Exercise brief:
Rewrite the rows as a numbered list, from the line containing "For every button, label, input, icon, or" to the line containing "- breakout-average-chart[interactable]: 15:30", both included, skipping blank lines and leaving out the pictures.

Given information:
··········

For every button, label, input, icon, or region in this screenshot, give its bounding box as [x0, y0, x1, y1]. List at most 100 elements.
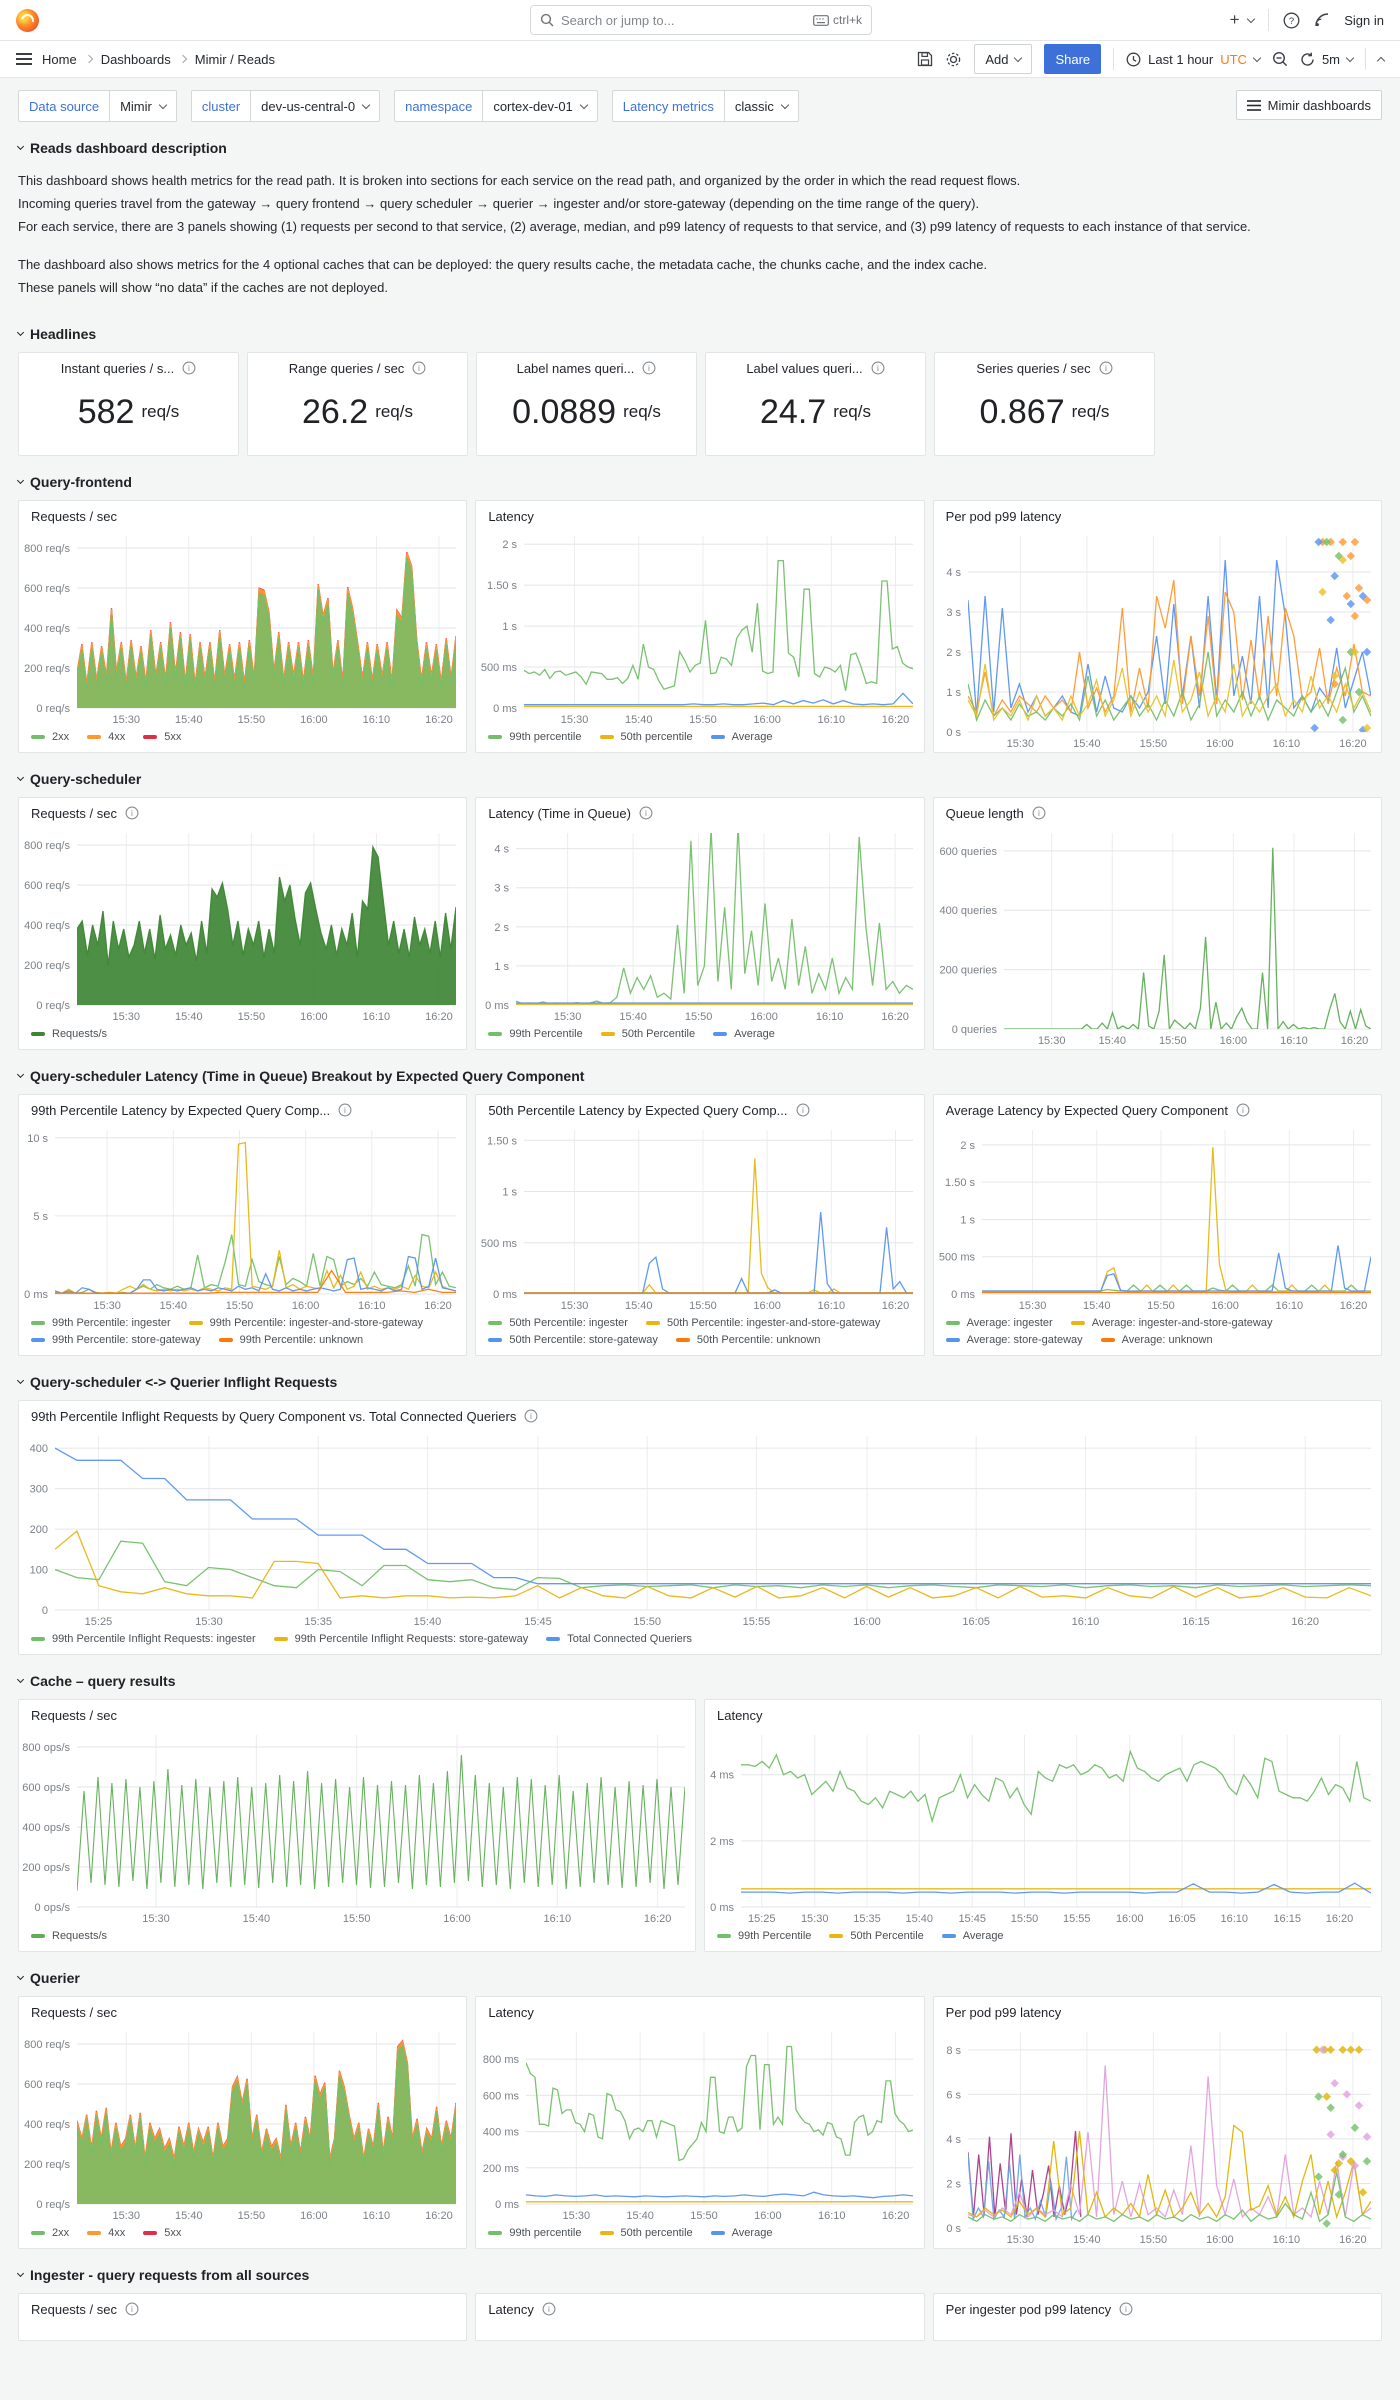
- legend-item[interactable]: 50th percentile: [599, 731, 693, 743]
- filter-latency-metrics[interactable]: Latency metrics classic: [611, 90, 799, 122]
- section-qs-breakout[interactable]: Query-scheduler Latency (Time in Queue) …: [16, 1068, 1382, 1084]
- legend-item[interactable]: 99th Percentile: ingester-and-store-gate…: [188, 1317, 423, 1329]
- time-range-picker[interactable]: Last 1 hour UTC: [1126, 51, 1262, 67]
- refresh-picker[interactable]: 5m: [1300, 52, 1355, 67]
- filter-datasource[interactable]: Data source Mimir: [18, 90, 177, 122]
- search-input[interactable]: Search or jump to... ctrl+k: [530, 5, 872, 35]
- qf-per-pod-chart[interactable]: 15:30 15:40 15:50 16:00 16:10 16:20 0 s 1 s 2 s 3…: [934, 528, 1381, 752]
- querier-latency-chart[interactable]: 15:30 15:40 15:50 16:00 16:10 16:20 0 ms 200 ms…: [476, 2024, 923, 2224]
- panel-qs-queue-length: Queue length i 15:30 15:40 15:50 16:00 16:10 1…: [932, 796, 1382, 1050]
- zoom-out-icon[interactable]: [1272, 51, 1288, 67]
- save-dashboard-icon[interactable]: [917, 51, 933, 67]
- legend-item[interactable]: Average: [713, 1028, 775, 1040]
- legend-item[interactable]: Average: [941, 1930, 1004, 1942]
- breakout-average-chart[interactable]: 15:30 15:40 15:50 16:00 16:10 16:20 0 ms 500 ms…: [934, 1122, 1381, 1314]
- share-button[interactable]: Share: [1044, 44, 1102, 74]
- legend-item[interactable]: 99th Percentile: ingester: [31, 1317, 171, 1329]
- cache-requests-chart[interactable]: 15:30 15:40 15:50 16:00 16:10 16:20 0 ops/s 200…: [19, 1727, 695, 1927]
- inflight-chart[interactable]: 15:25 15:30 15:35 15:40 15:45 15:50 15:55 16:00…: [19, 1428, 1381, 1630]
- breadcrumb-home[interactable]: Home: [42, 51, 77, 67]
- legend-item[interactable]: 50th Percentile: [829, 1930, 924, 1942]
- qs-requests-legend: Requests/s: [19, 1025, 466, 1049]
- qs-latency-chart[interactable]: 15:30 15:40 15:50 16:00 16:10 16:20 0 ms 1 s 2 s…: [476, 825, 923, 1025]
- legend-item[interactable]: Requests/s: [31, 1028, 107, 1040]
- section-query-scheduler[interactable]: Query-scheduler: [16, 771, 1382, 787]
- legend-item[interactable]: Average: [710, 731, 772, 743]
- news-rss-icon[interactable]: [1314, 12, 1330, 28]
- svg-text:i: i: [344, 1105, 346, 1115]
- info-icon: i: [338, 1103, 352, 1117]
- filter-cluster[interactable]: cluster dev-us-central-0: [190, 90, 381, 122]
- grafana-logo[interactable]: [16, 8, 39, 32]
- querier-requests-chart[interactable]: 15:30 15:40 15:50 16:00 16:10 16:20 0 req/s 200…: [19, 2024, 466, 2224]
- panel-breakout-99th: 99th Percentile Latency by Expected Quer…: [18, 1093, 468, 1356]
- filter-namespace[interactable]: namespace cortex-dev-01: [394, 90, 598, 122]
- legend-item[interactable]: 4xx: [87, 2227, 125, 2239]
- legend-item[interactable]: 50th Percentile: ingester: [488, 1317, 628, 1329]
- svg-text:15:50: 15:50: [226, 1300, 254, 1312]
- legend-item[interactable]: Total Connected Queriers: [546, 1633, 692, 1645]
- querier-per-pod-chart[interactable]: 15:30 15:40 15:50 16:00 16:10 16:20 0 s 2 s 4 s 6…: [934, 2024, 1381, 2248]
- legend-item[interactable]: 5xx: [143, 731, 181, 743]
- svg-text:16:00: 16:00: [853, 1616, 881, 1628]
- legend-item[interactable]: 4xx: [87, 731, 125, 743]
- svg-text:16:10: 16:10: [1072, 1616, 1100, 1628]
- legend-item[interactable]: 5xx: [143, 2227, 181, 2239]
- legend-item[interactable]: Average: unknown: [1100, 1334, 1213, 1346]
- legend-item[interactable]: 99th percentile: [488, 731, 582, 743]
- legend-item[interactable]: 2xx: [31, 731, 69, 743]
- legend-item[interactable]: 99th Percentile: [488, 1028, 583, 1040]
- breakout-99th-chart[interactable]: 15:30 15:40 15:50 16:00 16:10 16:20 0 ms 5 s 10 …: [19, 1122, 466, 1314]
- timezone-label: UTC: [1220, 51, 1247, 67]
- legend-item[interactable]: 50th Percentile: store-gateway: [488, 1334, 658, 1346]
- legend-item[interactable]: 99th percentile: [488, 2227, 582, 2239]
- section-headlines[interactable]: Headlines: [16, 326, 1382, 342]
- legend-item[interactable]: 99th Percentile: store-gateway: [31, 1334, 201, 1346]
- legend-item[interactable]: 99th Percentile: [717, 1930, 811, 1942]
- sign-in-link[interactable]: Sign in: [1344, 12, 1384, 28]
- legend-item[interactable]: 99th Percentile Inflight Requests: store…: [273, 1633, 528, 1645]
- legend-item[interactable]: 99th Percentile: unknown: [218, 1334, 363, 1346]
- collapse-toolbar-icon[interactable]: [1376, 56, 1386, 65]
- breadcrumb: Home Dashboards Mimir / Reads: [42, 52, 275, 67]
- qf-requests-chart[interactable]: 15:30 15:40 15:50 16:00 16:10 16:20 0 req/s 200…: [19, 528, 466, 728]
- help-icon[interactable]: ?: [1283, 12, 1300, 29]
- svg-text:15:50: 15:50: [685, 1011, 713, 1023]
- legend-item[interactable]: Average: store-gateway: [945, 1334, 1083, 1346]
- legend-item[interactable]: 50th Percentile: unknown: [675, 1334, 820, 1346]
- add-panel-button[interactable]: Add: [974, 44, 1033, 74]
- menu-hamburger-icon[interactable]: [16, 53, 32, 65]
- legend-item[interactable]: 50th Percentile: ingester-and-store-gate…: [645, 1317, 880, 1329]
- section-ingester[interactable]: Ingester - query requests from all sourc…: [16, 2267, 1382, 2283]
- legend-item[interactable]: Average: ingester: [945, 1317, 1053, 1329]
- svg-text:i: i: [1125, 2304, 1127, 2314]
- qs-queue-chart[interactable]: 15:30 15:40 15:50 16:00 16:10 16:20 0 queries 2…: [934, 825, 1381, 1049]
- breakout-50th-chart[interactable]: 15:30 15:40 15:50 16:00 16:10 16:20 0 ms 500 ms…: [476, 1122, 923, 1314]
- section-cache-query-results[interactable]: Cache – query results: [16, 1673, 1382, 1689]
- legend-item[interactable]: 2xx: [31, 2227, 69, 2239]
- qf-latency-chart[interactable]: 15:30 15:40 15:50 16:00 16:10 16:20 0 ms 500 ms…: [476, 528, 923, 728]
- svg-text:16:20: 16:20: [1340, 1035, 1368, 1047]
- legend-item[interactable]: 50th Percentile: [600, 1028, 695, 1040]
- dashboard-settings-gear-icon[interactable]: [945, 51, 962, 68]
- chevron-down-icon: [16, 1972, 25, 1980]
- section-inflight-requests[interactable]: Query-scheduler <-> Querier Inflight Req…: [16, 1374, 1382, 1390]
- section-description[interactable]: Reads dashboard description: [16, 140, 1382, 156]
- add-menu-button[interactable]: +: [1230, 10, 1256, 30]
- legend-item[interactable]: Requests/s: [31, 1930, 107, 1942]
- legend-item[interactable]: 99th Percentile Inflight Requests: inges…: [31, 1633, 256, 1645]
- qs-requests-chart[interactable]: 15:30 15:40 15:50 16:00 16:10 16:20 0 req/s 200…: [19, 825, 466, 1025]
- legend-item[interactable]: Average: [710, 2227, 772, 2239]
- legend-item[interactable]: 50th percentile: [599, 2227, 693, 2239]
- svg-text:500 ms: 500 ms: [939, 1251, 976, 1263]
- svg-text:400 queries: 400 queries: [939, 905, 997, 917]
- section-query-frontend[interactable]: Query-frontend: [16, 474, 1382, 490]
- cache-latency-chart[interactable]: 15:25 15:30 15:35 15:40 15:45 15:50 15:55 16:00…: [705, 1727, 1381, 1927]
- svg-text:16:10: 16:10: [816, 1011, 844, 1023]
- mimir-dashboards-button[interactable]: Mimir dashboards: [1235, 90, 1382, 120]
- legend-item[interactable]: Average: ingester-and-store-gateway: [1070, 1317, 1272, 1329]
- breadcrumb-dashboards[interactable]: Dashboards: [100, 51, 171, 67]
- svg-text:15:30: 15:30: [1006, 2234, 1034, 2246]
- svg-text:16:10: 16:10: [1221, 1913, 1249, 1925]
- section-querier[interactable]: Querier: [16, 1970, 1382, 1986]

··········

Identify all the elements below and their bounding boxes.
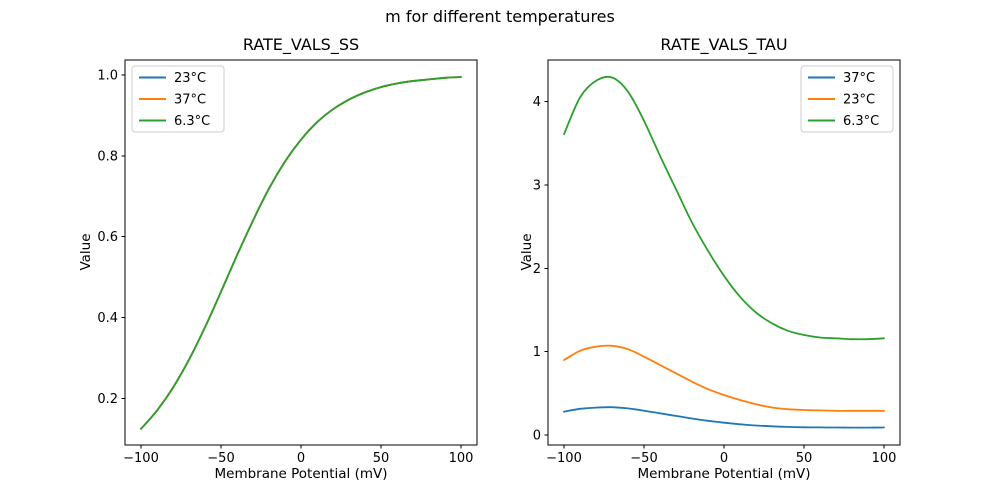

··········

Exercise result:
1. For every button, label, input, icon, or region in this screenshot, give its bounding box as [x0, y0, x1, y1]. List at most 100 elements.
2. - legend-item[interactable]: 50th percentile: [599, 731, 693, 743]
3. - filter-latency-metrics[interactable]: Latency metrics classic: [611, 90, 799, 122]
4. - section-qs-breakout[interactable]: Query-scheduler Latency (Time in Queue) …: [16, 1068, 1382, 1084]
5. - legend-item[interactable]: 99th Percentile: ingester-and-store-gate…: [188, 1317, 423, 1329]
6. - time-range-picker[interactable]: Last 1 hour UTC: [1126, 51, 1262, 67]
7. - refresh-picker[interactable]: 5m: [1300, 52, 1355, 67]
8. - filter-datasource[interactable]: Data source Mimir: [18, 90, 177, 122]
9. - search-input[interactable]: Search or jump to... ctrl+k: [530, 5, 872, 35]
10. - qf-per-pod-chart[interactable]: 15:30 15:40 15:50 16:00 16:10 16:20 0 s 1 s 2 s 3…: [934, 528, 1381, 752]
11. - querier-latency-chart[interactable]: 15:30 15:40 15:50 16:00 16:10 16:20 0 ms 200 ms…: [476, 2024, 923, 2224]
12. - panel-qs-queue-length: Queue length i 15:30 15:40 15:50 16:00 16:10 1…: [932, 796, 1382, 1050]
13. - zoom-out-icon[interactable]: [1272, 51, 1288, 67]
14. - save-dashboard-icon[interactable]: [917, 51, 933, 67]
15. - legend-item[interactable]: Average: [713, 1028, 775, 1040]
16. - legend-item[interactable]: Average: [941, 1930, 1004, 1942]
17. - breakout-average-chart[interactable]: 15:30 15:40 15:50 16:00 16:10 16:20 0 ms 500 ms…: [934, 1122, 1381, 1314]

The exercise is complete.